INSTRUCTIONS TO FOLLOW — Set down every entry again word for word, please, but skip the pictures.

— begin INFORMATION SHOWN —

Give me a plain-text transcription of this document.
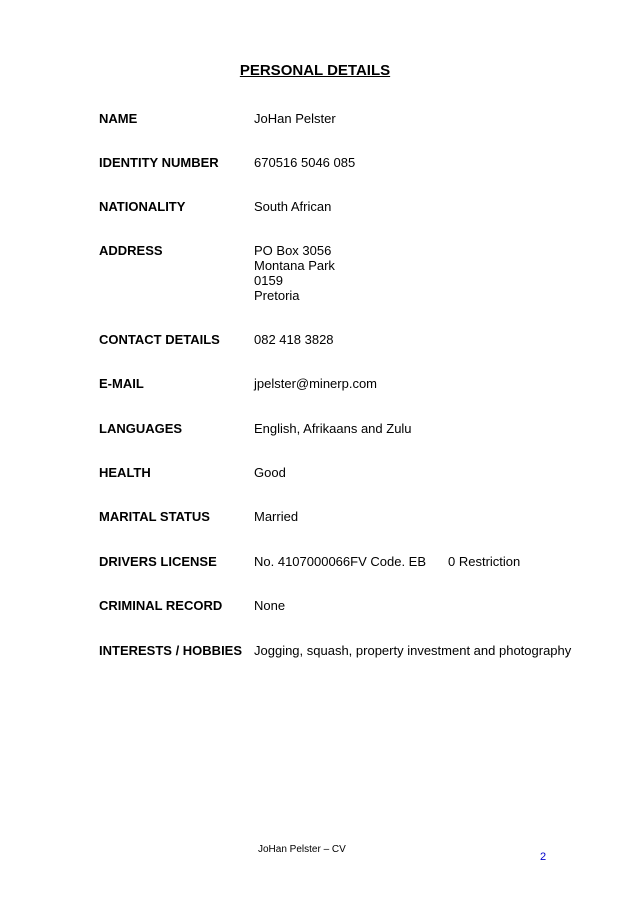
PERSONAL DETAILS
NAME	JoHan Pelster
IDENTITY NUMBER	670516 5046 085
NATIONALITY	South African
ADDRESS	PO Box 3056
Montana Park
0159
Pretoria
CONTACT DETAILS	082 418 3828
E-MAIL	jpelster@minerp.com
LANGUAGES	English, Afrikaans and Zulu
HEALTH	Good
MARITAL STATUS	Married
DRIVERS LICENSE	No. 4107000066FV Code. EB 0 Restriction
CRIMINAL RECORD None
INTERESTS / HOBBIES Jogging, squash, property investment and photography
JoHan Pelster – CV
2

— end INFORMATION SHOWN —

ANSWER TO THE PROBLEM —
Give me a plain-text transcription of this document.
PERSONAL DETAILS
NAME	JoHan Pelster
IDENTITY NUMBER	670516 5046 085
NATIONALITY	South African
ADDRESS	PO Box 3056
Montana Park
0159
Pretoria
CONTACT DETAILS	082 418 3828
E-MAIL	jpelster@minerp.com
LANGUAGES	English, Afrikaans and Zulu
HEALTH	Good
MARITAL STATUS	Married
DRIVERS LICENSE	No. 4107000066FV Code. EB 0 Restriction
CRIMINAL RECORD None
INTERESTS / HOBBIES Jogging, squash, property investment and photography
JoHan Pelster – CV
2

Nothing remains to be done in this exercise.